[begin Listed entries]

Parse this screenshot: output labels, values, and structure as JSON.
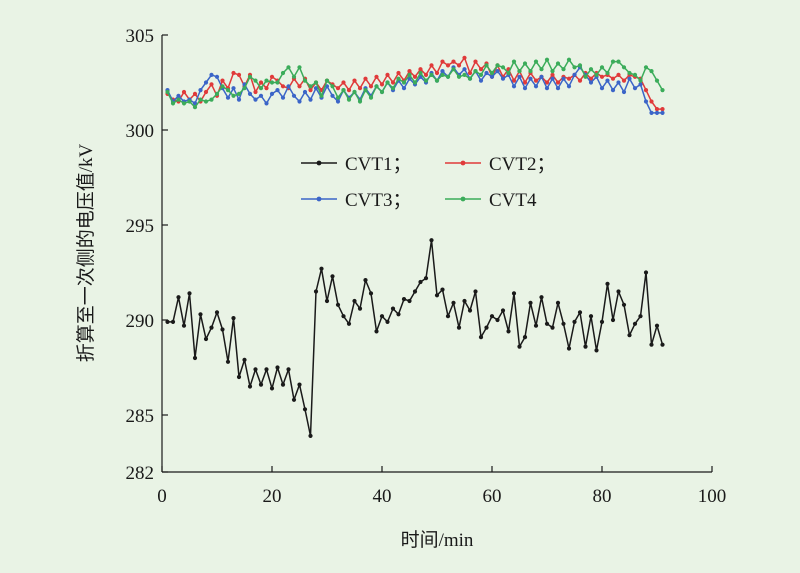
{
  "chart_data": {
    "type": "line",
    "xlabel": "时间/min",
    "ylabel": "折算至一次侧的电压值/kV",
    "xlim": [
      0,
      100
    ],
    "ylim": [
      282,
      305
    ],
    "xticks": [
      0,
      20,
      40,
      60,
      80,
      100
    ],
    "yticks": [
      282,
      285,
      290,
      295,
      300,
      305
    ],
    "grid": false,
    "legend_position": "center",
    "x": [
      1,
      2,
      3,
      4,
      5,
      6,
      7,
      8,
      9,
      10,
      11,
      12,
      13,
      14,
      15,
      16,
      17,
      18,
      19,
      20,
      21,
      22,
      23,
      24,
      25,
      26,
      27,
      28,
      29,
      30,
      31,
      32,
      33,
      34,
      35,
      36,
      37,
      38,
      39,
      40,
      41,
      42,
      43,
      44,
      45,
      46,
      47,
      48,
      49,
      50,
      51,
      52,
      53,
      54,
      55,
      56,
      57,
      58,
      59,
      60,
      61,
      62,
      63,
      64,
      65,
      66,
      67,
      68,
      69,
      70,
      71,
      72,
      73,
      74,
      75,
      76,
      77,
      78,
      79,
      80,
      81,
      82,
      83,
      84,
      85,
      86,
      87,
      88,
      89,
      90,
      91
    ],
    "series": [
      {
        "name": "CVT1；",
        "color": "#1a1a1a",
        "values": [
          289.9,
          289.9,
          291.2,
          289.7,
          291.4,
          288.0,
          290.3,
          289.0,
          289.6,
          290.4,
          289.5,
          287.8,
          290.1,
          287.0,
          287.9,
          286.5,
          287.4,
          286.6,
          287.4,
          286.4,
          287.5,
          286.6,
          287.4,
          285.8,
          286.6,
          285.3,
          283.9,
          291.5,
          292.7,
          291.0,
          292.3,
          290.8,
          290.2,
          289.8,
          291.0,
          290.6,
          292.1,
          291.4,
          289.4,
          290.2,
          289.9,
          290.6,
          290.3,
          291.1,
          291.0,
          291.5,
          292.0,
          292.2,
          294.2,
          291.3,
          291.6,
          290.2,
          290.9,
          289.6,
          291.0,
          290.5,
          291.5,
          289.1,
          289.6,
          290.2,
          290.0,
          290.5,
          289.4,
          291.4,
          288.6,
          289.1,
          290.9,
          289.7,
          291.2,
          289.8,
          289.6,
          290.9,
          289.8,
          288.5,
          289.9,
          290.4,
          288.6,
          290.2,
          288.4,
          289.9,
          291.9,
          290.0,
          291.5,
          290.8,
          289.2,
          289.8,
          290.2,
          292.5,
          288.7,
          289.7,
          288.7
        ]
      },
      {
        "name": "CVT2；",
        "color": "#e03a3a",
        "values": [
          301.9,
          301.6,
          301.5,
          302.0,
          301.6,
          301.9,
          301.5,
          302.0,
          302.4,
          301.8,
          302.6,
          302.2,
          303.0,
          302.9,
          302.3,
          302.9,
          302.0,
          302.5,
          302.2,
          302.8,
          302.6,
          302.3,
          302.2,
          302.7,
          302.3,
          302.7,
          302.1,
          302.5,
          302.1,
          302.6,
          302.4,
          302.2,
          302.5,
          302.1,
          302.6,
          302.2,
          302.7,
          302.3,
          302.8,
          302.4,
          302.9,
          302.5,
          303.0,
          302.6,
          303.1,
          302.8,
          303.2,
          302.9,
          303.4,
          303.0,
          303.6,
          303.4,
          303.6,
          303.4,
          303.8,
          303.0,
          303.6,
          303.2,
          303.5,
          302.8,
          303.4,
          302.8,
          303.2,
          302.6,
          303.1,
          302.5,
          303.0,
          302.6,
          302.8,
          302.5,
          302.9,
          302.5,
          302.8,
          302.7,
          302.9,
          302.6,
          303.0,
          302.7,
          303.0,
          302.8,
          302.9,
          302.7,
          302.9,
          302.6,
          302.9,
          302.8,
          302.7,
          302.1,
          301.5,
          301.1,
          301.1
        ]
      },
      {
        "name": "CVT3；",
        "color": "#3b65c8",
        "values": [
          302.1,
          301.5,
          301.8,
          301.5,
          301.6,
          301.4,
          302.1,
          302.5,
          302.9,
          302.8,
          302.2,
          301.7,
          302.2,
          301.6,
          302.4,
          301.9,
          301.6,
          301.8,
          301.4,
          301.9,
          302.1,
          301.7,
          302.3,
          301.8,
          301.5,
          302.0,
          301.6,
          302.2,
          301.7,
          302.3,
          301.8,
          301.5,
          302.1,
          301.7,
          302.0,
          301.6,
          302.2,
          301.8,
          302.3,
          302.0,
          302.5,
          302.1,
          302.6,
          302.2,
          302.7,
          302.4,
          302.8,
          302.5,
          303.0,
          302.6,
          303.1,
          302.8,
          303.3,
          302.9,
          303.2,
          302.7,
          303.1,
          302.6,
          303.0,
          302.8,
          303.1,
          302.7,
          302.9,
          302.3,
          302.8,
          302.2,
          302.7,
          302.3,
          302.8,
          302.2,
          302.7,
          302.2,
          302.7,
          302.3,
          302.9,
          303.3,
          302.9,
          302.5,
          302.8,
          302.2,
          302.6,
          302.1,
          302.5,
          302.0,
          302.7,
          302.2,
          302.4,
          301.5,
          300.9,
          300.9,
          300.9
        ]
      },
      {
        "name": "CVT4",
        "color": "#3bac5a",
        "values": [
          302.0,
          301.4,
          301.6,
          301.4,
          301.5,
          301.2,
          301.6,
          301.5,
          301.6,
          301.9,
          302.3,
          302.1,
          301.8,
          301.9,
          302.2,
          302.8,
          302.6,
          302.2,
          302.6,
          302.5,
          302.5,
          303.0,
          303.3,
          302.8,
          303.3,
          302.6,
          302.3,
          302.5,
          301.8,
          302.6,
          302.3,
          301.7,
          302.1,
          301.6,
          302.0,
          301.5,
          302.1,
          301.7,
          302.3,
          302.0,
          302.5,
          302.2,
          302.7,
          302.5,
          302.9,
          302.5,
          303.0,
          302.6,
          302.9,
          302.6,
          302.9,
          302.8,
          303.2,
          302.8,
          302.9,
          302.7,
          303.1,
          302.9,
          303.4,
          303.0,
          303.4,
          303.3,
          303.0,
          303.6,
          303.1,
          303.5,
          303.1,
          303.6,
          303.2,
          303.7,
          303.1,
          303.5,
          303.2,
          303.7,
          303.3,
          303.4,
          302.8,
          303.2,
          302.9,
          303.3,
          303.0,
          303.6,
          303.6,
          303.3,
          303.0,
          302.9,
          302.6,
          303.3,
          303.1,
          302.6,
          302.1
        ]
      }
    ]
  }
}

[end Listed entries]
[begin Listed entries]

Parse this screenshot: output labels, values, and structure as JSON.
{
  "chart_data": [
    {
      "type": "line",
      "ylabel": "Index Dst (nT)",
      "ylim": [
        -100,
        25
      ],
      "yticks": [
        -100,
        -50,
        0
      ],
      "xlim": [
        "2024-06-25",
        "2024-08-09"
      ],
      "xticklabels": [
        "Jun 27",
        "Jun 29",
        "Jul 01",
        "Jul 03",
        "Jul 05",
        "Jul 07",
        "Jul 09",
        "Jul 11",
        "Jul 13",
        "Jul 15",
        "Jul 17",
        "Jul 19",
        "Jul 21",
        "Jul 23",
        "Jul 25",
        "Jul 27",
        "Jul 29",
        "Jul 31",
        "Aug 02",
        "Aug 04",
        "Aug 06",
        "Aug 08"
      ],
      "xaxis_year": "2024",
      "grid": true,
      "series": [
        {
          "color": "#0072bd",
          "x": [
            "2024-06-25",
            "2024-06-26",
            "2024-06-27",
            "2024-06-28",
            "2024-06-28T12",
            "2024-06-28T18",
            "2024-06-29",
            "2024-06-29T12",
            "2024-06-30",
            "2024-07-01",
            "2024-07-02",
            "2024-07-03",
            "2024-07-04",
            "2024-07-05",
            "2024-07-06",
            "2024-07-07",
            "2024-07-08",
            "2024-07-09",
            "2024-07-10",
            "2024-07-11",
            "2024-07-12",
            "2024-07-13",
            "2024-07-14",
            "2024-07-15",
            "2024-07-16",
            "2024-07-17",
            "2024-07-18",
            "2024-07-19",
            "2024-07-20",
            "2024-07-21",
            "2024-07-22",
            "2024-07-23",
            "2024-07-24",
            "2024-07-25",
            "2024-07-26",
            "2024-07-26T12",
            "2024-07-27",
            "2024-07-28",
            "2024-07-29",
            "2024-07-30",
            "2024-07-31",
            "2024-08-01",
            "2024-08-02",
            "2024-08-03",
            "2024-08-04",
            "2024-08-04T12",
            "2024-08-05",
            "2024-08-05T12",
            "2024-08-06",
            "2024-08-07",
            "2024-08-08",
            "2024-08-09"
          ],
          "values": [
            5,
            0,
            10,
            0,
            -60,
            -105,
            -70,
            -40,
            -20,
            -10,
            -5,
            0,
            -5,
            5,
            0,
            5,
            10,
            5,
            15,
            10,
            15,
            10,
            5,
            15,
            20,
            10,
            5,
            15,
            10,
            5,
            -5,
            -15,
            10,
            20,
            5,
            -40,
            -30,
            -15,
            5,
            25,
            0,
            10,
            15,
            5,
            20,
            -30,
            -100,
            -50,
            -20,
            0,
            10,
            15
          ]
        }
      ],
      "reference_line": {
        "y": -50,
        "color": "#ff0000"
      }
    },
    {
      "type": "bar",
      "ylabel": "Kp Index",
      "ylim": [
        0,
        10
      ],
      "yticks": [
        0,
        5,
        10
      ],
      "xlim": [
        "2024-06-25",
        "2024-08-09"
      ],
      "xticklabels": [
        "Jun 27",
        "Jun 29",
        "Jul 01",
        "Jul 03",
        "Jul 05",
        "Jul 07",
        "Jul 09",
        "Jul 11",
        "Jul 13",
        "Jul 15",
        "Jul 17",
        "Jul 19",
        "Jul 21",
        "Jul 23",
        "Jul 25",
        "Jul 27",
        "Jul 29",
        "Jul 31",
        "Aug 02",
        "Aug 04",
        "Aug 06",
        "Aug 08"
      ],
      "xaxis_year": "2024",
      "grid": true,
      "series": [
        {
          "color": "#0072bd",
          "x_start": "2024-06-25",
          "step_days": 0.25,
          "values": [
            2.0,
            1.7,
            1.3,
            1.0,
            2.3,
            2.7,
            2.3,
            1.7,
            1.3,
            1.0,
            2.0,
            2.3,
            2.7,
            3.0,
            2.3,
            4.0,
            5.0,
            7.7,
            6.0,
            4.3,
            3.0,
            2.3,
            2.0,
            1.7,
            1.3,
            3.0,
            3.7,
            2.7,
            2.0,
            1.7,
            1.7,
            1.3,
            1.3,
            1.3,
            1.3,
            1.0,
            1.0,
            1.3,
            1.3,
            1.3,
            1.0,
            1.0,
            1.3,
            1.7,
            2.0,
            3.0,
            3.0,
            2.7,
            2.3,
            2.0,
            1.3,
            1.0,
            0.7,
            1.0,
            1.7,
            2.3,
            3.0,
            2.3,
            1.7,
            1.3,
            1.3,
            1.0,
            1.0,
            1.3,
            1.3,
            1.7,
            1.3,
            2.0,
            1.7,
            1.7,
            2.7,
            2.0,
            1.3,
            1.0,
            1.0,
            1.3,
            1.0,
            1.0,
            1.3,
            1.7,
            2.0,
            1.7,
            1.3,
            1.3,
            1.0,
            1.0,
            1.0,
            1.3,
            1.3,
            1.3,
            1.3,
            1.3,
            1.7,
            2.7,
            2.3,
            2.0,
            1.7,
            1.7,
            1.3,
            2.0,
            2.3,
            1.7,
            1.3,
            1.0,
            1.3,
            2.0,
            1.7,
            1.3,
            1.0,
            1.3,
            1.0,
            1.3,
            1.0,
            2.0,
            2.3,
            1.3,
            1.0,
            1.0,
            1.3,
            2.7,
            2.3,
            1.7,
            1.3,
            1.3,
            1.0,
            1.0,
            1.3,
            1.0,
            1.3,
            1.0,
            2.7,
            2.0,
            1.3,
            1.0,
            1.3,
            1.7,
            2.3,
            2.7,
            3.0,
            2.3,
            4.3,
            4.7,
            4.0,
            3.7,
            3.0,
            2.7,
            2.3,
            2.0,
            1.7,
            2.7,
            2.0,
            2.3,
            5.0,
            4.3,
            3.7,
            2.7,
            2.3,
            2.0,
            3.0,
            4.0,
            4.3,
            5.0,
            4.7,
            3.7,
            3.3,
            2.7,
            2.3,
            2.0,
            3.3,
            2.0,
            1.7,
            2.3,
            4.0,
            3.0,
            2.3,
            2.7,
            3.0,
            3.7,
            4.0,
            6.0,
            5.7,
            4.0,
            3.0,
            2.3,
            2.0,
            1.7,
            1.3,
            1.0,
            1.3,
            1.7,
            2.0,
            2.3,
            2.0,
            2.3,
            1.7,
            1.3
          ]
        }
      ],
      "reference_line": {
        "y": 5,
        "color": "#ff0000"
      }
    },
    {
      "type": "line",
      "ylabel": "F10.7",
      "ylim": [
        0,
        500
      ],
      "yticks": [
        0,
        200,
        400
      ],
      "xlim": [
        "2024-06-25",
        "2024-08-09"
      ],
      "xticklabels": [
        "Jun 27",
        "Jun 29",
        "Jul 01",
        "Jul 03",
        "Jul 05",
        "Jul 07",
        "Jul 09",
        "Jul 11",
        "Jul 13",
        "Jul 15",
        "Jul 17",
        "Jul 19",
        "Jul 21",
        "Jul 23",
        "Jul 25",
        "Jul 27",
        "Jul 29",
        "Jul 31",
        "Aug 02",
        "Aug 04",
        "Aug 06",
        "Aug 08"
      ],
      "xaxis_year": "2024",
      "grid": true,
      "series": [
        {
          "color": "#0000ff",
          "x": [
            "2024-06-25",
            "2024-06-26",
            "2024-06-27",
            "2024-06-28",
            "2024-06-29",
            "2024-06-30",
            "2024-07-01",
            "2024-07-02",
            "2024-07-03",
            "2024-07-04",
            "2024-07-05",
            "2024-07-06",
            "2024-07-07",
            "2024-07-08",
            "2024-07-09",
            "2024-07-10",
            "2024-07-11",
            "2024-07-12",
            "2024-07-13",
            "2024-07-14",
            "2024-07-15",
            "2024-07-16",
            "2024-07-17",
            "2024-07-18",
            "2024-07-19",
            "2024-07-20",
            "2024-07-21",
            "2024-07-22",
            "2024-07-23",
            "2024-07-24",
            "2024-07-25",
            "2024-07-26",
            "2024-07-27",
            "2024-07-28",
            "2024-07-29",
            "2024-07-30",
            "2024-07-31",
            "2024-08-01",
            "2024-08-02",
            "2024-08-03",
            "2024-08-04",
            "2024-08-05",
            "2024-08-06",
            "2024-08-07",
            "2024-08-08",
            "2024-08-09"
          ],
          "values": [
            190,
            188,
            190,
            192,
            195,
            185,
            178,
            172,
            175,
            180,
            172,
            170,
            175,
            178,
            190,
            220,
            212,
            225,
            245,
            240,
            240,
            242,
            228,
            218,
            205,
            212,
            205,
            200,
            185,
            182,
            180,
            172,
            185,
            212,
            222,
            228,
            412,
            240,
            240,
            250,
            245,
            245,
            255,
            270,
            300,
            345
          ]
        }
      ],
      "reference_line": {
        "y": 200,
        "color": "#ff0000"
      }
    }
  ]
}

[end Listed entries]
[begin Listed entries]

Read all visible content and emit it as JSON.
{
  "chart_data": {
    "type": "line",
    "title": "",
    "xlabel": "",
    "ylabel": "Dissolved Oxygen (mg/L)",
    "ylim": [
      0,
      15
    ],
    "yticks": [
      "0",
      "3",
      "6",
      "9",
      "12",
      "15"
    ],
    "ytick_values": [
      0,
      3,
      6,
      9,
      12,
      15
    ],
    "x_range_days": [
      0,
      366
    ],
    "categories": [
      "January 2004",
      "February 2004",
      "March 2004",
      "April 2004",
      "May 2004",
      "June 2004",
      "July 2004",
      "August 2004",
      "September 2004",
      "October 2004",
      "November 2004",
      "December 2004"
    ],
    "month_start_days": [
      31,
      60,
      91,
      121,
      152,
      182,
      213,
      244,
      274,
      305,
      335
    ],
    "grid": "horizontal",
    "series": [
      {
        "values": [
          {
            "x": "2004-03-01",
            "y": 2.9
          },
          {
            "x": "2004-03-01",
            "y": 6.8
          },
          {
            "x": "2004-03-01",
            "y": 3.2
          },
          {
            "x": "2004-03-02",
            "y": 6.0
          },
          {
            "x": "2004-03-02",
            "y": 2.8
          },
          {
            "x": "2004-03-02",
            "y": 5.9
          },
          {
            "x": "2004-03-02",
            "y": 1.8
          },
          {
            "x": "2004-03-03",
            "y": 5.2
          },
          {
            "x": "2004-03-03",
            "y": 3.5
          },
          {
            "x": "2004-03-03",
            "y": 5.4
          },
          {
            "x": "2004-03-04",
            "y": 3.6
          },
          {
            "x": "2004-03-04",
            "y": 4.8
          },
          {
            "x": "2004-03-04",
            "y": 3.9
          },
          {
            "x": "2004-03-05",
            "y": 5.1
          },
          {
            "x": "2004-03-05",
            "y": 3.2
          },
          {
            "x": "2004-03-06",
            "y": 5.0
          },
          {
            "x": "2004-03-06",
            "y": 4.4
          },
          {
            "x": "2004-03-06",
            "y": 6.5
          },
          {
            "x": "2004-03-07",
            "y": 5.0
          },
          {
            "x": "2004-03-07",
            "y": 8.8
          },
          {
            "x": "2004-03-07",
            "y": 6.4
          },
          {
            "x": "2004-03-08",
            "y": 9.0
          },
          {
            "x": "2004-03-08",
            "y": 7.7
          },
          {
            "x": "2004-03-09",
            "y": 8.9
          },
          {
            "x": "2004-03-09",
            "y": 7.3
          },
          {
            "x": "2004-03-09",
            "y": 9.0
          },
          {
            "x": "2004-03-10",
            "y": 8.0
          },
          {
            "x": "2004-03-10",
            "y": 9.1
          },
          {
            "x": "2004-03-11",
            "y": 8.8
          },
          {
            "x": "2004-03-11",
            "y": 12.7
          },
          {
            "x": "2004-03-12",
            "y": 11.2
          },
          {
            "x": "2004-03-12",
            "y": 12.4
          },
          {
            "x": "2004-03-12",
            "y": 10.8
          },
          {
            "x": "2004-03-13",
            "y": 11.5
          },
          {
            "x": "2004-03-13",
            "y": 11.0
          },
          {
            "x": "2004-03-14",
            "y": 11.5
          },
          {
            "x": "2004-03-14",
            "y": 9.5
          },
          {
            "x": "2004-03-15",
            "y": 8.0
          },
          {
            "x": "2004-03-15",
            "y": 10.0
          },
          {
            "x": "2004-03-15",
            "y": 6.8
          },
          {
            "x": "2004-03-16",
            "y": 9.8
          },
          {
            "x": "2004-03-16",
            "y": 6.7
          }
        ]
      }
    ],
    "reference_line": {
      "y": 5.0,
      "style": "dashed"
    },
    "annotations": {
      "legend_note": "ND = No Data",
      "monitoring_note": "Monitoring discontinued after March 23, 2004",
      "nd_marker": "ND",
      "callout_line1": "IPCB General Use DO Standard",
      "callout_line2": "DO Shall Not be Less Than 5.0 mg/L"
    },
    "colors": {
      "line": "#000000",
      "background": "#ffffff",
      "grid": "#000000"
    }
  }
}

[end Listed entries]

### Job
Exactly how many lines of the material contain the word "ylabel"? Write the number alone.

### Output of the task
5